Task to carry out: Rewrite the section of the early-universe text that opens with the words "The universe undergoes" and closes with "and Higgs bosons.", changing "supercooled" to "extremely cold".

Document extract:
<<<<

Menu

Beginning of literally Everything

  • April, 2020

We are made of Star Stuff, you probably read or heard this line many times in your life but most of the time our brain assume it as a nice “Quote” to put under you FB or Instagram description post and never fully understand what it actually means or what are the thoughts that astronomers have when they listen the word “Star Stuff”.
To understand this let me tell you a story. It started way back …
Around 13.8 billion years ago, one big explosion take place somewhere. Let’s call it "Big Bang" and that explosion started throwing out matter and started expanding and expanding and Expanding …Even till now it’s expanding…

To understand star stuff we need to know what and how this star stuff come from, and the simple answer for this is it’s from that explosion (Big Bang) and but again How ?
So let me tell you event that happened after Big Bang that lead us to Star Stuff and Us.
Journey of 13.8 billion years
Let’s get back into time …

1. Planck Epoch

The first 5.39 x 10-44 seconds after the Big Bang – events (if any) occurring within this time must necessarily remain pure speculation. During the Planck epoch, cosmology and physics are assumed to have been dominated by the quantum effects of gravity

2. Grand Unification Epoch

The force of gravity separates from the other fundamental forces, and the first elementary particles are created. The three forces of the Standard Model are (Still)unified.

3. Inflationary Epoch

The universe undergoes an extremely rapid exponential expansion, known as cosmic inflation, and any existing particles become very thinly distributed. The universe is supercooled. The strong interaction becomes distinct from the electroweak interaction.

4. Electroweak Epoch

The strong nuclear force separates from the other two forces (electromagnetism and gravity), and particle interactions create large numbers of exotic particles, including W and Z bosons and Higgs bosons.

>>>>

(Dataset items)
<<<<

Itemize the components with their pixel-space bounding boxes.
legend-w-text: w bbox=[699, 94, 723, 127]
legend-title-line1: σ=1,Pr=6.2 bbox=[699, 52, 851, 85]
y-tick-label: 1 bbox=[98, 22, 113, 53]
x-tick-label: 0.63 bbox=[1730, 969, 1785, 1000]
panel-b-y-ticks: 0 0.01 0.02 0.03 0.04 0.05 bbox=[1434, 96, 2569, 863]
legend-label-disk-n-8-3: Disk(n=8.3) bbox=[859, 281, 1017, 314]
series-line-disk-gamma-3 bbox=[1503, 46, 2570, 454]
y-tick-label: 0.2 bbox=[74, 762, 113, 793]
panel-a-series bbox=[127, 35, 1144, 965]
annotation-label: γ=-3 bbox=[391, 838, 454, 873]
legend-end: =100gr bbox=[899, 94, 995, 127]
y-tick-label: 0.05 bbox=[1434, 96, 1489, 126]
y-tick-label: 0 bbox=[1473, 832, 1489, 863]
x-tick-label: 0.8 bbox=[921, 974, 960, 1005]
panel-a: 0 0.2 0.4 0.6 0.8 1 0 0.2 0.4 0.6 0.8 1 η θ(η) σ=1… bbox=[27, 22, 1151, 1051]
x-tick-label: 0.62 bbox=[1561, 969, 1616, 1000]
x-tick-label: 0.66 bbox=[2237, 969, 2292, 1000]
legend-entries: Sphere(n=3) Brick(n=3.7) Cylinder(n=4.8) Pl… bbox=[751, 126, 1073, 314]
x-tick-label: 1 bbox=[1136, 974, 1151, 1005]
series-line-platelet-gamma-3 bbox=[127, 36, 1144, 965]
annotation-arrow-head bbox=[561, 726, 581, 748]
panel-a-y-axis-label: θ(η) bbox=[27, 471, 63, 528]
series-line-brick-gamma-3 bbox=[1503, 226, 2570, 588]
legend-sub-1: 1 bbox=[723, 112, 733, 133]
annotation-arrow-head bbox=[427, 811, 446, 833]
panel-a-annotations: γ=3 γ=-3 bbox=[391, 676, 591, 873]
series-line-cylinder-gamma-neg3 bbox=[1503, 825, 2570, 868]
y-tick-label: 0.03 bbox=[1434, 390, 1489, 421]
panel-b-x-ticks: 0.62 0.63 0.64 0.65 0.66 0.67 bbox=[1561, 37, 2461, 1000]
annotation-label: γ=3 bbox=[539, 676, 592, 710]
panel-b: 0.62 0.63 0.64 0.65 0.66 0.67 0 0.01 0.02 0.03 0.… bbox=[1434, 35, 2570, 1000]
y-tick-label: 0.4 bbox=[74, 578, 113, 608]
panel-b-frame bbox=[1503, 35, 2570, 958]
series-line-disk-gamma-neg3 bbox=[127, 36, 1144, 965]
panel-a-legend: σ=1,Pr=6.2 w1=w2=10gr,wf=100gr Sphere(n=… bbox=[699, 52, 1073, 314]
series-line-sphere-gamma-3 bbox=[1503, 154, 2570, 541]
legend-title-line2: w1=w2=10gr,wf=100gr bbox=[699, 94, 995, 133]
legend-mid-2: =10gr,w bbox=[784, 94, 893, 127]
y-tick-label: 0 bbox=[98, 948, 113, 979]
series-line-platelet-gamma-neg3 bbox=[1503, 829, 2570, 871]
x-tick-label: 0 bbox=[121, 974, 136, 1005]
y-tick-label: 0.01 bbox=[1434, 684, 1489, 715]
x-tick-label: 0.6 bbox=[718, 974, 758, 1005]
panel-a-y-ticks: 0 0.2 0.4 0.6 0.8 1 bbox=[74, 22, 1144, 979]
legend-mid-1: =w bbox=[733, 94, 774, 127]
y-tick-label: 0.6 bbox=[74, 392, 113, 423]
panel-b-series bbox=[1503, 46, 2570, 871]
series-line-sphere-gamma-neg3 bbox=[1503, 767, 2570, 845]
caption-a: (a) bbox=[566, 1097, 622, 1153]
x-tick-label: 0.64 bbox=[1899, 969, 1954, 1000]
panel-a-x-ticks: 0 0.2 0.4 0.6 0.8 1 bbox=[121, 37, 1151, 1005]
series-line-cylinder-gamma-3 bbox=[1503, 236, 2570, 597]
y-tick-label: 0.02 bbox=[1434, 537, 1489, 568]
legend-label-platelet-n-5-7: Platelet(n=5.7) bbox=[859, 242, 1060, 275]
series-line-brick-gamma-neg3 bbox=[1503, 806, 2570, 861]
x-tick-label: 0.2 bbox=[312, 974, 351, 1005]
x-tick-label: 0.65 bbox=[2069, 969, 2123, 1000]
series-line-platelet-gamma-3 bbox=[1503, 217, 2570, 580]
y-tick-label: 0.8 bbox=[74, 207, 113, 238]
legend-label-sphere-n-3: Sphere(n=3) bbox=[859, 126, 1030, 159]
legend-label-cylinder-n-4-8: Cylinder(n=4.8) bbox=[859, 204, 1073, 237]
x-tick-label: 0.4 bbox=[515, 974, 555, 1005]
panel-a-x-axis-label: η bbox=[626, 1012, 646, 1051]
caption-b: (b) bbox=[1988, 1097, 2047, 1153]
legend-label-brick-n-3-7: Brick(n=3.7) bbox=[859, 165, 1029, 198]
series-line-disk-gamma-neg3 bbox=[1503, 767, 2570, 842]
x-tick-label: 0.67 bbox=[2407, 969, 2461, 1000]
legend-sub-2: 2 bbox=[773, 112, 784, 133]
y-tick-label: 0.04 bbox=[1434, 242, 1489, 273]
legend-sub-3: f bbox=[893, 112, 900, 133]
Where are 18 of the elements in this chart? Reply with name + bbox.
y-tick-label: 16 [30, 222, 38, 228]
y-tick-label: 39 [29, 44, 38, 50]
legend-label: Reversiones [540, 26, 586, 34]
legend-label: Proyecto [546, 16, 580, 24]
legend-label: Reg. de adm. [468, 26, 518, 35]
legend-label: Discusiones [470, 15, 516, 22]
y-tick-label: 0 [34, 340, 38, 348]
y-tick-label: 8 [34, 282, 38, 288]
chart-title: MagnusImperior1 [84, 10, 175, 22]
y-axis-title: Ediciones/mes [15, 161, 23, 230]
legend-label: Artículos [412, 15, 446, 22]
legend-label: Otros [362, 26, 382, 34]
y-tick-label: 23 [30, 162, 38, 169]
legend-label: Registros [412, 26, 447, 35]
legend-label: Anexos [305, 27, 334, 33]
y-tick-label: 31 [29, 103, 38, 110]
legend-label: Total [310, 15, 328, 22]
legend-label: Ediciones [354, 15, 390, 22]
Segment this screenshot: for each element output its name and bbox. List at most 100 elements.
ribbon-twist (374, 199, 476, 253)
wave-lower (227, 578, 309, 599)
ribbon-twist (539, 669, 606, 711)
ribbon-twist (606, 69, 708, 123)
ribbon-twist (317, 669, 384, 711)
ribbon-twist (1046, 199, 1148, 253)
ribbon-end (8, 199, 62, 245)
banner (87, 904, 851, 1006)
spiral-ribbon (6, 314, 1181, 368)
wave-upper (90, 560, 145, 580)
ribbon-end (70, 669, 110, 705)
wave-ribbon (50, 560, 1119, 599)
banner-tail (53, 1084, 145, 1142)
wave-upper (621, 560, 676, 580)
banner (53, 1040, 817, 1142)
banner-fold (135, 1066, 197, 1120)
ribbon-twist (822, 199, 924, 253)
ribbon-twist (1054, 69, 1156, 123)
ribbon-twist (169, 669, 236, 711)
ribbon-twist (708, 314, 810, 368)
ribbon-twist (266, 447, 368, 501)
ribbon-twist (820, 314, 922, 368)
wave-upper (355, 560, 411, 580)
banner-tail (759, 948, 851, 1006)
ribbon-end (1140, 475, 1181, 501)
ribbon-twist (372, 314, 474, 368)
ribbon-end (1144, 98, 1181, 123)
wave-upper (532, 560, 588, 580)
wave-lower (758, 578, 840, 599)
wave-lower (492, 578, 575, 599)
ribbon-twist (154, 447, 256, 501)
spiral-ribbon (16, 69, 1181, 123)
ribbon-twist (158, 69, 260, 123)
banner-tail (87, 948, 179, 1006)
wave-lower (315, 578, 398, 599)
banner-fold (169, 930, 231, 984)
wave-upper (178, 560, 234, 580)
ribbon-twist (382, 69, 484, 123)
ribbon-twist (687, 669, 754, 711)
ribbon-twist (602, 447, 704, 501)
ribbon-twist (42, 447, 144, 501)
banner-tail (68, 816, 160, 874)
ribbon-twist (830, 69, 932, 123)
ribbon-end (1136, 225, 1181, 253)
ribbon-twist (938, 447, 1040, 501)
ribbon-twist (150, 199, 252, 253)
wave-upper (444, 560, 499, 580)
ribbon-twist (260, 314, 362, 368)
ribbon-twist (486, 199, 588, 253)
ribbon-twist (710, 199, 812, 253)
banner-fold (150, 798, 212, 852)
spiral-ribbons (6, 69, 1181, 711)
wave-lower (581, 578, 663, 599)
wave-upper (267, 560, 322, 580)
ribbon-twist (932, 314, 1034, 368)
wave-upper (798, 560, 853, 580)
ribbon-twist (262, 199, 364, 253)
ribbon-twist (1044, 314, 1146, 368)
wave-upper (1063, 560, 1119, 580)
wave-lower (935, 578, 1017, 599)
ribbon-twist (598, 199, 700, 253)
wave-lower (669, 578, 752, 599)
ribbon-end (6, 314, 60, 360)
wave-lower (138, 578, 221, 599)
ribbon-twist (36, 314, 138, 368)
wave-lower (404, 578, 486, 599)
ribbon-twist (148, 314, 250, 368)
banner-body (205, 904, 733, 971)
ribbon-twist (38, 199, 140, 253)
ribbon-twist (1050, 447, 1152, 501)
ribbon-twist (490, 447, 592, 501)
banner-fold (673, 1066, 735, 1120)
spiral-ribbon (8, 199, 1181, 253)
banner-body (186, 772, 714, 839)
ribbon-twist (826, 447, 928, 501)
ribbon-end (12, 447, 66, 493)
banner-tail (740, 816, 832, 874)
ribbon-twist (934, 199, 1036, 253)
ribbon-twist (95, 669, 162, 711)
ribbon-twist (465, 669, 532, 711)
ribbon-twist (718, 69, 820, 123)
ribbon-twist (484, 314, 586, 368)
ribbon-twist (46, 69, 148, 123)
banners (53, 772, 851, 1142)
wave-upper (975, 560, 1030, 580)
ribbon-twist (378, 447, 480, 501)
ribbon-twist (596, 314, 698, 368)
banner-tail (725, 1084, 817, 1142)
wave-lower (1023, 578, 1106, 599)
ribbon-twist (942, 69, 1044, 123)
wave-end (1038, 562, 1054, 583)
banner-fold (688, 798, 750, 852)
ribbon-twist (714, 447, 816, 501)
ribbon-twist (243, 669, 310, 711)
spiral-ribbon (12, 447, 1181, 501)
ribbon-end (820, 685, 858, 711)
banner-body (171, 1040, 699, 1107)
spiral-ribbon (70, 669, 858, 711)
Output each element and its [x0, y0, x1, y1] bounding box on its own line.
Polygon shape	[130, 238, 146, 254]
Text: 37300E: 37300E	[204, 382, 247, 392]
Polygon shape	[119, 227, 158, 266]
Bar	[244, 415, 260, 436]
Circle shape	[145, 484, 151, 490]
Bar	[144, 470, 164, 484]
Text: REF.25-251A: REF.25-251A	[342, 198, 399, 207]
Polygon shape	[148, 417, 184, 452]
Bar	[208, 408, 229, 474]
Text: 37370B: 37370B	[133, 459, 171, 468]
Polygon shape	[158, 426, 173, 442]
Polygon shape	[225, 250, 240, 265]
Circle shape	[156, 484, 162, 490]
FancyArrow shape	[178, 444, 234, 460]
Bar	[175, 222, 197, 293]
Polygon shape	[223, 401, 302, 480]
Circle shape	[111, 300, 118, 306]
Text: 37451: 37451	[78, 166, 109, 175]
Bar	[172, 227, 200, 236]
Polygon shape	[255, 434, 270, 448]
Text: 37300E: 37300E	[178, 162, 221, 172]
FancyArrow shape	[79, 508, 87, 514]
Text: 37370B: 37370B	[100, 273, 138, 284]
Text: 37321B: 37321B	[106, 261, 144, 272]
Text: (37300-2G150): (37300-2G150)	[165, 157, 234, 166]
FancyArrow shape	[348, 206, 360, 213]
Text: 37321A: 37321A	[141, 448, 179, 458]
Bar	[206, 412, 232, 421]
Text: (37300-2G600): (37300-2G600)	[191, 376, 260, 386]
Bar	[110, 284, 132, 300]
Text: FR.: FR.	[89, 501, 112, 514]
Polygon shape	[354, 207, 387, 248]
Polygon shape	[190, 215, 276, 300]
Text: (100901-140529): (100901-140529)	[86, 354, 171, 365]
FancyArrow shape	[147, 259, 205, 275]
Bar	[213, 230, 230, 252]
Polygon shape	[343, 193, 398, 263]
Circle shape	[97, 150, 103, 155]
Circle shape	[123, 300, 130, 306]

>>>>

Answer for the task:
The universe undergoes an extremely rapid exponential expansion, known as cosmic inflation, and any existing particles become very thinly distributed. The universe is extremely cold. The strong interaction becomes distinct from the electroweak interaction.

4. Electroweak Epoch

The strong nuclear force separates from the other two forces (electromagnetism and gravity), and particle interactions create large numbers of exotic particles, including W and Z bosons and Higgs bosons.